**YOUR GOAL**: Report how many lines contain "NAME"; state the number and nothing else.

**LISTING**:
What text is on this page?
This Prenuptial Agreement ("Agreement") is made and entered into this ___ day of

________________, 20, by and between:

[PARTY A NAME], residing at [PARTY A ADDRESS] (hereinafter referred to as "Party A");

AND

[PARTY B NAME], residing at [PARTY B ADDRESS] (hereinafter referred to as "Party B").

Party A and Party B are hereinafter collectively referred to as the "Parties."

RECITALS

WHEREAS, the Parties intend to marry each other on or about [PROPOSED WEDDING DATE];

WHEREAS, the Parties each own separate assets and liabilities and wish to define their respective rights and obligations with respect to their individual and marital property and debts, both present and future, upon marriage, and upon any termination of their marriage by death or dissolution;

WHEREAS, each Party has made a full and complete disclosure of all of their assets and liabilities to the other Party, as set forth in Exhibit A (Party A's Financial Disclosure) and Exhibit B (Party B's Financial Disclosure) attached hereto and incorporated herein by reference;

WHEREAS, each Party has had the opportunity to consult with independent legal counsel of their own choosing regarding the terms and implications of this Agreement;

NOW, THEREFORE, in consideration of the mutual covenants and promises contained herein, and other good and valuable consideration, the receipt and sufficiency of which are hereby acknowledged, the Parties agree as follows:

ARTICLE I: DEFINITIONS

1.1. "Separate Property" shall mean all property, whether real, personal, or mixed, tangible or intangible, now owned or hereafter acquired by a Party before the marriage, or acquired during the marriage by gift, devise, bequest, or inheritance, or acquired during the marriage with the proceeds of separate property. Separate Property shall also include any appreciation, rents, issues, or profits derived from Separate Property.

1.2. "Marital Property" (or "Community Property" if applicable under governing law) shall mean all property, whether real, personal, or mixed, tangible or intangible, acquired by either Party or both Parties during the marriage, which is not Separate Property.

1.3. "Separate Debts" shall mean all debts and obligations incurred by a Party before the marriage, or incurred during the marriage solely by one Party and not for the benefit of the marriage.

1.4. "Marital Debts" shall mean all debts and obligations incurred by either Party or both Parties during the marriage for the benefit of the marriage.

**ANSWER TO THIS EXERCISE**: 2